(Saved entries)
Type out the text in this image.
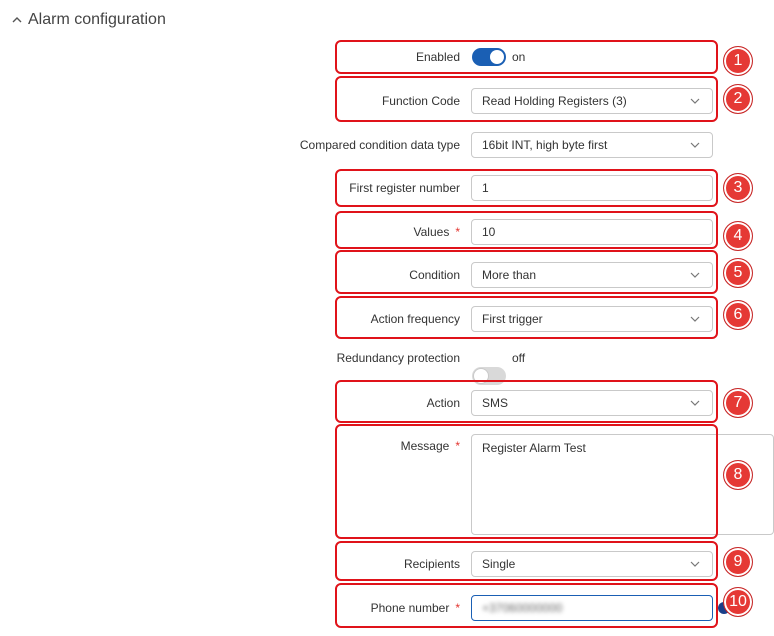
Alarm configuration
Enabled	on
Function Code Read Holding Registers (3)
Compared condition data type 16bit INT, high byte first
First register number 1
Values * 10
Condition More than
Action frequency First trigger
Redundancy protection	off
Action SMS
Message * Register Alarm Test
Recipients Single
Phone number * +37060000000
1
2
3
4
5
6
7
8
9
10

■ **Task requirements**
Give the data again exactly as written, with all pictures left out.

■ **Solution for this exercise**
Type out the text in this image.
Alarm configuration
Enabled	on
Function Code Read Holding Registers (3)
Compared condition data type 16bit INT, high byte first
First register number 1
Values * 10
Condition More than
Action frequency First trigger
Redundancy protection	off
Action SMS
Message * Register Alarm Test
Recipients Single
Phone number * +37060000000
1
2
3
4
5
6
7
8
9
10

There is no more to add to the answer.